Given instruction => Extract every line that contains the string "马上就办".

Data for processing =>
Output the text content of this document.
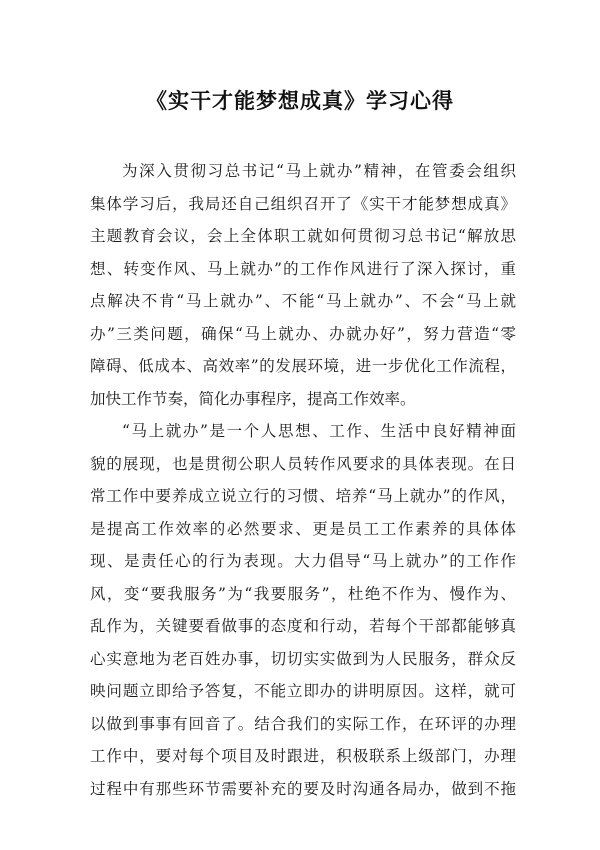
《实干才能梦想成真》学习心得
为深入贯彻习总书记“马上就办”精神，在管委会组织
集体学习后，我局还自己组织召开了《实干才能梦想成真》
主题教育会议，会上全体职工就如何贯彻习总书记“解放思
想、转变作风、马上就办”的工作作风进行了深入探讨，重
点解决不肯“马上就办”、不能“马上就办”、不会“马上就
办”三类问题，确保“马上就办、办就办好”，努力营造“零
障碍、低成本、高效率”的发展环境，进一步优化工作流程，
加快工作节奏，简化办事程序，提高工作效率。
“马上就办”是一个人思想、工作、生活中良好精神面
貌的展现，也是贯彻公职人员转作风要求的具体表现。在日
常工作中要养成立说立行的习惯、培养“马上就办”的作风，
是提高工作效率的必然要求、更是员工工作素养的具体体
现、是责任心的行为表现。大力倡导“马上就办”的工作作
风，变“要我服务”为“我要服务”，杜绝不作为、慢作为、
乱作为，关键要看做事的态度和行动，若每个干部都能够真
心实意地为老百姓办事，切切实实做到为人民服务，群众反
映问题立即给予答复，不能立即办的讲明原因。这样，就可
以做到事事有回音了。结合我们的实际工作，在环评的办理
工作中，要对每个项目及时跟进，积极联系上级部门，办理
过程中有那些环节需要补充的要及时沟通各局办，做到不拖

Response =>
为深入贯彻习总书记“马上就办”精神，在管委会组织
想、转变作风、马上就办”的工作作风进行了深入探讨，重
点解决不肯“马上就办”、不能“马上就办”、不会“马上就
办”三类问题，确保“马上就办、办就办好”，努力营造“零
“马上就办”是一个人思想、工作、生活中良好精神面
常工作中要养成立说立行的习惯、培养“马上就办”的作风，
现、是责任心的行为表现。大力倡导“马上就办”的工作作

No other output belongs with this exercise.